▶ **Page**:
Friday, October 13, 2006

Brooklyn Week in Review

We're almost afraid that today is Friday the Thirteenth, given the kind of week it's already been.

Of course, there was the awful plane crash was on the Upper East Side, but Brooklyn had its own share of little mishaps and awfulness to color the second week of October, including the little construction boo-boo at the Ikea site that injured two of the workers vandalizing giving the Red Hook waterfront its big blue-and-yellow box makeover. Can you say, bye-bye Graving Dock? Then, of course, there was the near conflagration at Broken Angel in Clinton Hill that the owner said was the result of a "freak accident," which in turn, has led to other problems with the city that threaten the place more than the fire probably did.

Our personal favorite horror was our own discovery that Steiner Equities--better known as Steiner Studios--is actually tearing down the Old Dutch Mustard factory in Williamsburg. And, yes, we're ticked of they're knocking down a Williamsburg landmark. We did up a long-ish Brookvid about Old Dutch, that also shows the Mill Building, 184 Kent and some other scenery. You can head over to youtube to check it out. or wait for us to post it on on GL tomorrow. Steiner's impact isn't limited to Williamsburg. As it turns out, a crane company that labored for two years at Ground Zero is going to get evicted from the Brooklyn Navy Yard (where they really used to build ships) in order to make way for a film studio. The city, meanwhile, has come up with a solution for the fire houses it closed, like the "People's Fire House" in Williamsburg: Sell them to developers!

▶ **What you will do**: Resume the Brooklyn week-in-review post after its final sentence, in the same voice.

▶ **Data extract**:
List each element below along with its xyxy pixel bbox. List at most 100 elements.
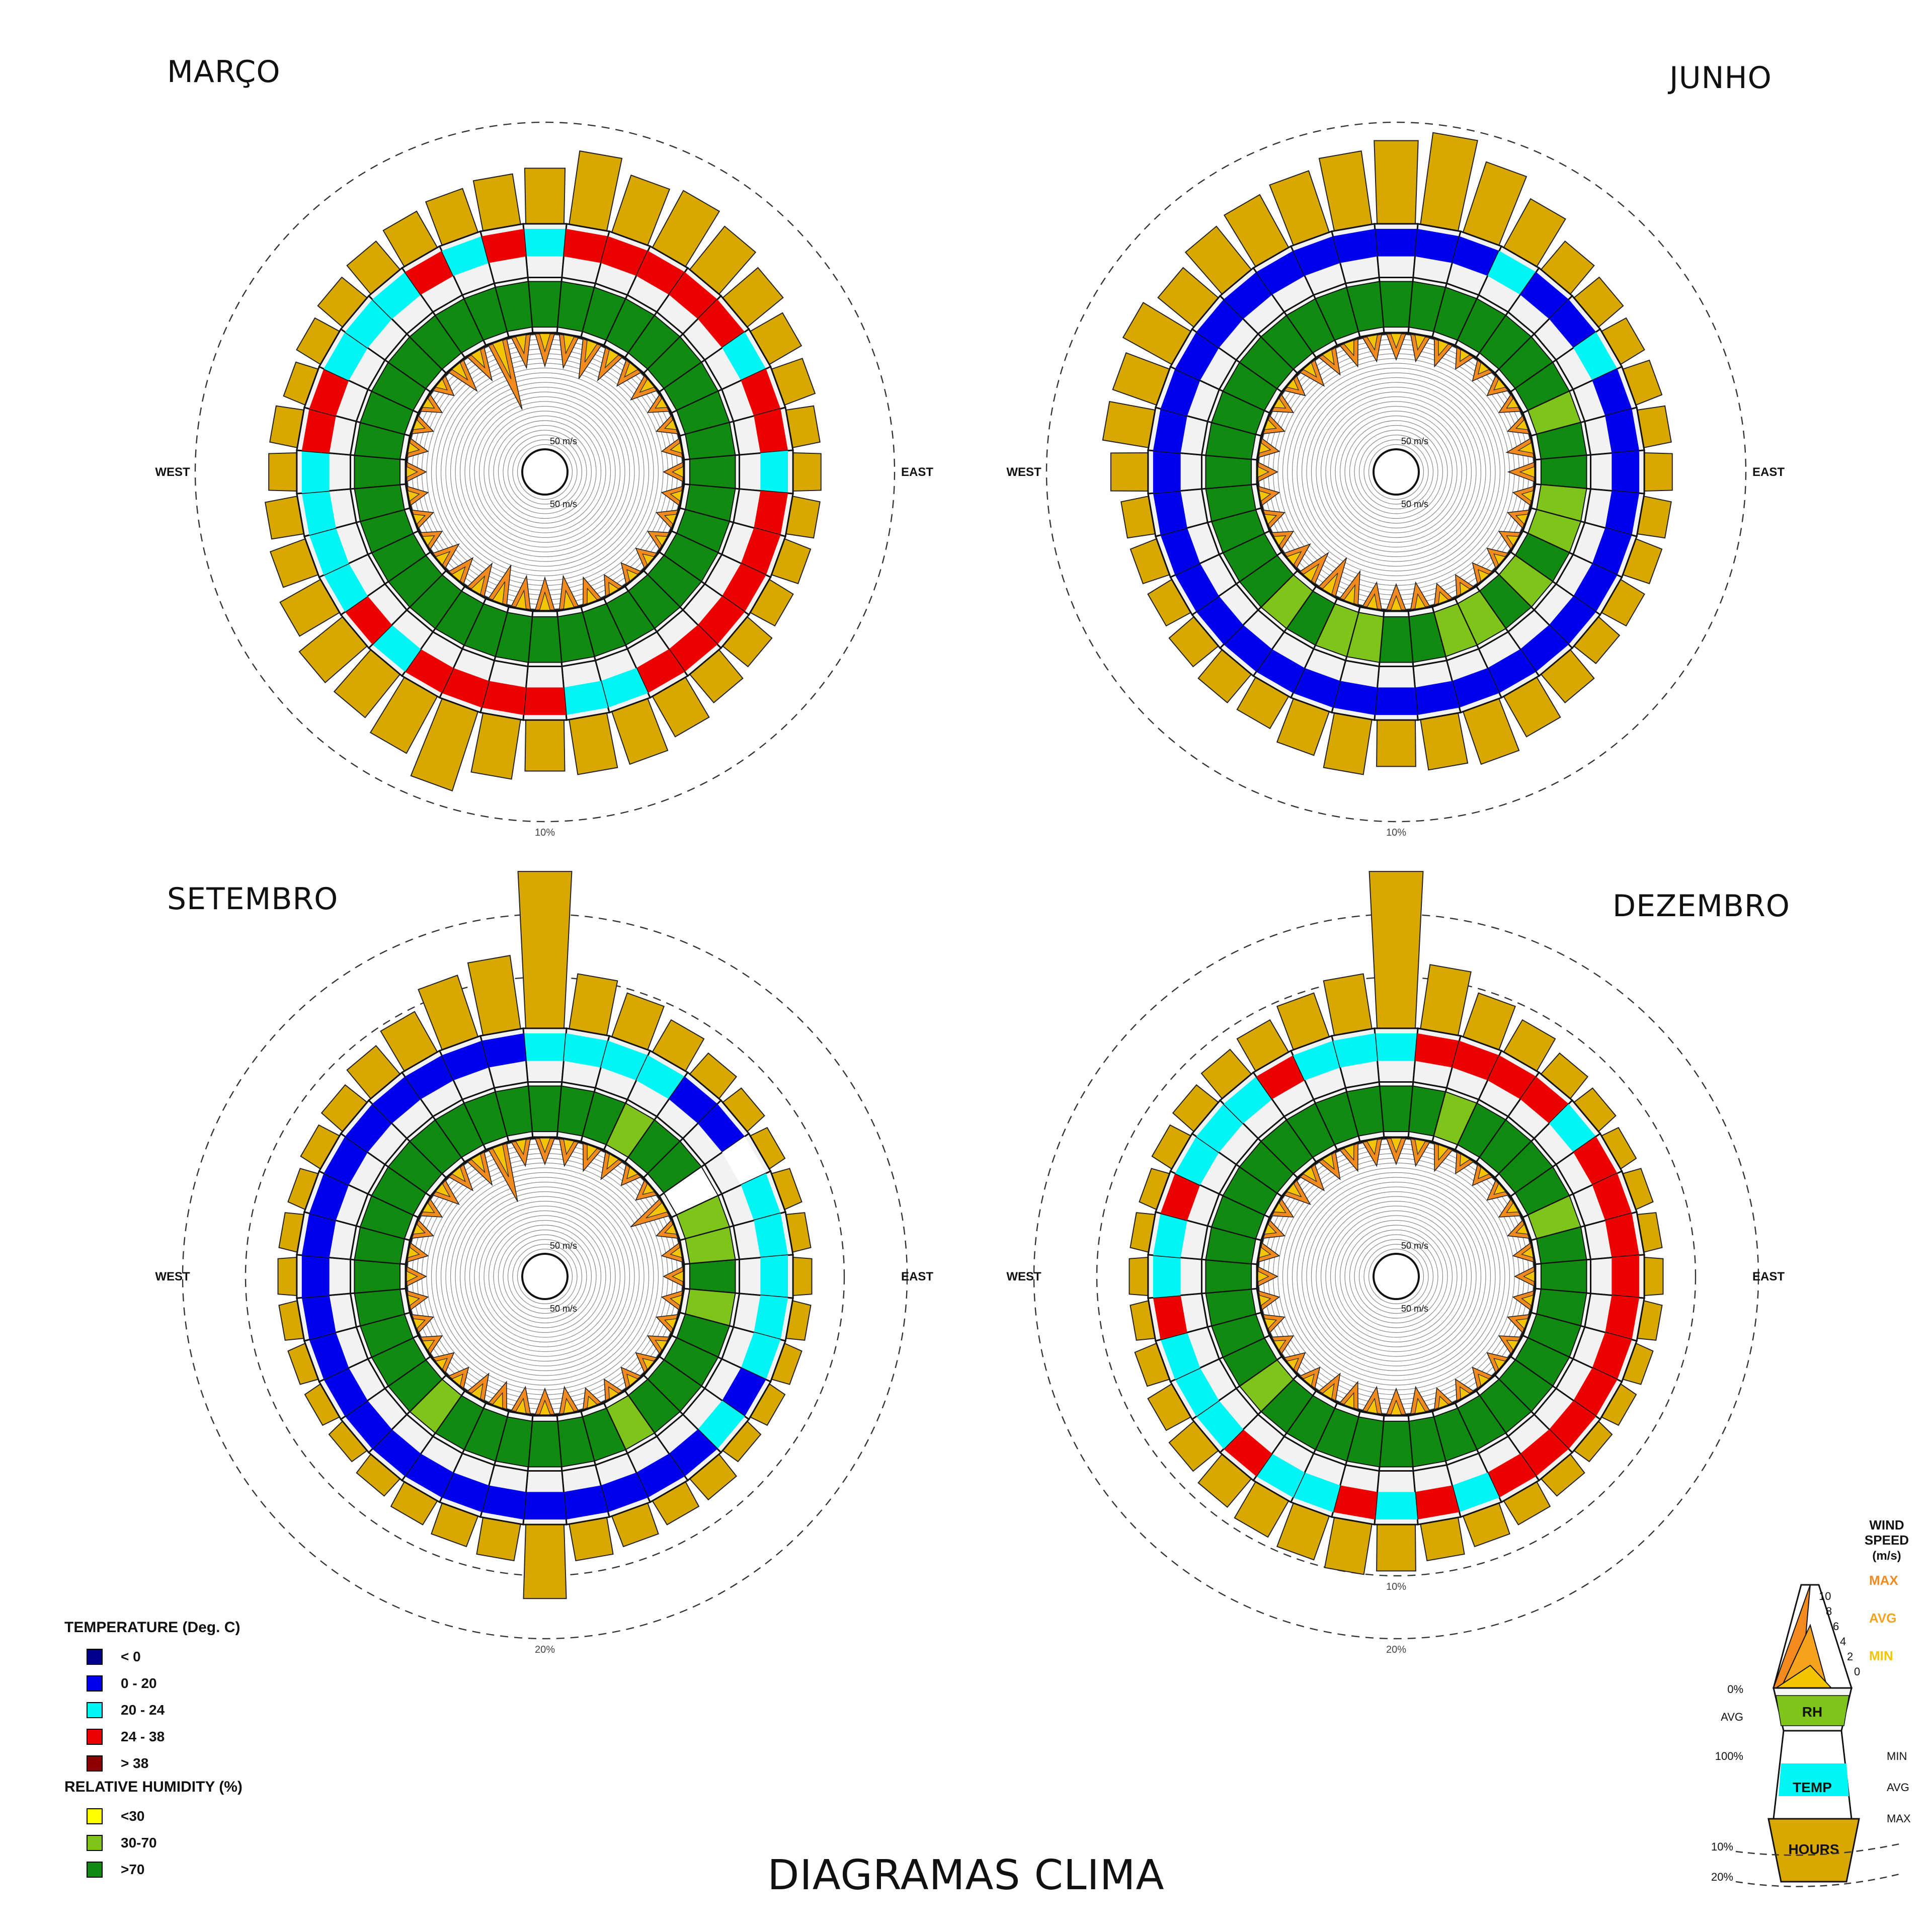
- wind-avg-triangle: [606, 1153, 619, 1170]
- wind-avg-triangle: [1322, 573, 1338, 595]
- legend-item: >70: [64, 1856, 243, 1883]
- wind-avg-triangle: [563, 589, 575, 610]
- temperature-band: [722, 1367, 766, 1417]
- wind-speed-gridline: [1301, 377, 1491, 567]
- humidity-band: [1346, 281, 1384, 332]
- temperature-band: [1549, 596, 1596, 645]
- temperature-band: [1520, 1076, 1569, 1123]
- hours-bar: [1102, 400, 1156, 448]
- key-hours-block: [1767, 1818, 1860, 1883]
- wind-avg-triangle: [1257, 1270, 1269, 1282]
- wind-speed-gridline: [1311, 1191, 1482, 1362]
- key-max-label: MAX: [1869, 1573, 1898, 1588]
- wind-avg-triangle: [1390, 1138, 1402, 1154]
- hours-bar: [569, 1517, 614, 1562]
- temperature-band: [481, 1033, 526, 1068]
- wind-scale-label-top: 50 m/s: [1401, 436, 1428, 446]
- temperature-band: [722, 332, 766, 381]
- temperature-band: [1452, 668, 1499, 708]
- temperature-band: [564, 1485, 608, 1520]
- temperature-band: [1196, 1104, 1243, 1153]
- wind-speed-gridline: [440, 367, 650, 577]
- temperature-band: [405, 1454, 454, 1498]
- humidity-band: [495, 281, 533, 332]
- temperature-band: [405, 649, 454, 693]
- key-temp-label: TEMP: [1793, 1780, 1832, 1795]
- temperature-band: [309, 1173, 349, 1221]
- temperature-band: [1160, 1173, 1200, 1221]
- legend-item: <30: [64, 1803, 243, 1829]
- wind-avg-triangle: [470, 349, 486, 369]
- wind-avg-triangle: [492, 1392, 503, 1409]
- wind-speed-gridline: [1311, 386, 1482, 557]
- wind-avg-triangle: [670, 1246, 683, 1258]
- percent-ring: [1045, 121, 1747, 823]
- legend-item: 24 - 38: [64, 1723, 243, 1750]
- temperature-band: [372, 1076, 421, 1123]
- hours-bar: [1129, 1256, 1149, 1297]
- temperature-band: [1175, 563, 1219, 612]
- temperature-band: [1153, 450, 1181, 494]
- hours-bar: [1318, 150, 1373, 231]
- temperature-band: [1333, 228, 1378, 263]
- hours-bar: [524, 168, 566, 224]
- temperature-band: [1549, 299, 1596, 348]
- wind-speed-gridline: [1368, 1248, 1424, 1305]
- temperature-band: [372, 1429, 421, 1477]
- temperature-band: [1153, 1295, 1187, 1340]
- wind-avg-triangle: [1273, 535, 1286, 546]
- wind-avg-triangle: [1506, 397, 1519, 409]
- hours-bar: [472, 173, 521, 231]
- wind-avg-triangle: [1506, 1202, 1519, 1213]
- wind-avg-triangle: [1438, 340, 1449, 357]
- wind-avg-triangle: [1258, 442, 1271, 454]
- temperature-band: [301, 1295, 336, 1340]
- temperature-band: [1605, 491, 1640, 535]
- wind-avg-triangle: [1478, 1374, 1490, 1387]
- diagram-title-june: JUNHO: [1669, 60, 1772, 96]
- wind-speed-gridline: [1335, 411, 1458, 533]
- wind-avg-triangle: [1523, 1270, 1535, 1282]
- page-title: DIAGRAMAS CLIMA: [767, 1852, 1165, 1899]
- key-wind-title: (m/s): [1872, 1549, 1901, 1563]
- temperature-band: [698, 299, 745, 348]
- wind-speed-gridline: [484, 411, 606, 533]
- wind-scale-label-bottom: 50 m/s: [550, 1304, 577, 1314]
- wind-rose-diagram: 10% 50 m/s 50 m/s WEST EAST: [1006, 121, 1785, 838]
- temperature-band: [754, 1213, 788, 1258]
- legend-swatch: [87, 1808, 103, 1824]
- temperature-band: [1520, 625, 1569, 672]
- wind-avg-triangle: [407, 442, 420, 454]
- wind-avg-triangle: [1366, 1397, 1378, 1414]
- wind-avg-triangle: [1343, 1144, 1354, 1161]
- temperature-band: [1573, 332, 1618, 381]
- legend-label: 30-70: [121, 1834, 157, 1850]
- temperature-band: [1224, 1429, 1272, 1477]
- wind-speed-gridline: [1339, 1220, 1453, 1333]
- wind-speed-gridline: [1316, 1196, 1477, 1357]
- temperature-band: [1452, 1472, 1499, 1512]
- wind-speed-gridline: [517, 444, 573, 500]
- wind-avg-triangle: [1478, 1166, 1490, 1179]
- wind-speed-gridline: [1301, 1181, 1491, 1372]
- key-wind-title: WIND: [1869, 1517, 1904, 1533]
- temperature-band: [523, 1033, 567, 1061]
- wind-avg-triangle: [1460, 349, 1471, 362]
- temperature-band: [345, 1400, 392, 1449]
- wind-avg-triangle: [672, 1270, 684, 1282]
- temperature-band: [1175, 1367, 1219, 1417]
- wind-avg-triangle: [407, 1246, 420, 1258]
- temperature-band: [1487, 251, 1537, 295]
- temperature-band: [1256, 649, 1305, 693]
- temperature-band: [698, 1400, 745, 1449]
- temperature-band: [1333, 1485, 1378, 1520]
- temperature-band: [636, 649, 685, 693]
- wind-speed-gridline: [488, 1220, 602, 1333]
- humidity-band: [1379, 281, 1414, 328]
- wind-rose-diagram: 10% 20% 50 m/s 50 m/s WEST EAST: [1006, 871, 1785, 1655]
- wind-avg-triangle: [563, 1139, 575, 1156]
- temperature-band: [741, 369, 781, 416]
- key-speed-tick: 8: [1826, 1605, 1832, 1618]
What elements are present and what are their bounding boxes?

▶ **Reply**:
We weren't lacking for human ugliness either, what with the awful hate crime in Plumb Beach, which also reminded us that that particular spot has some fairly unsavory things going on regularly. Of course, the NYPD supplied us with a different troubling issue by racially profiling blacks at the Seventh Avenue station in Park Slope, in an apparent response to an increase in crime there. We're guessing that story won't vanish right away. In other subway fun, it turns out that some Pratt students planted fake bombs on the subway as part of a class project. Damn. Like we need to be reminded that people can kill us on our commute.

No profiling in caucasian Dyker Heights, though, where they handed out so many sanitation tickets that people almost started a garbage rebellion.

Speaking of racism and discrimination, the National Fair Housing Alliance accused Corcoran of engaging in blatant discriminatory sales practices. They even are said to have literally drawn red lines on a map to do a kind of reverse redlining for white yuppie buyers. While that kind of thing makes us wish litigation, prosecution and ruin on the perpetrators, we had to laugh at how Williamsburg--and, specifically, the North8 Condo--is now being marketed to "happy white people with oversized heads." Even Corcoran agents wouldn't need to show anyone a "gentrification map" of Williamsburg. It's got a bull's eye painted on it.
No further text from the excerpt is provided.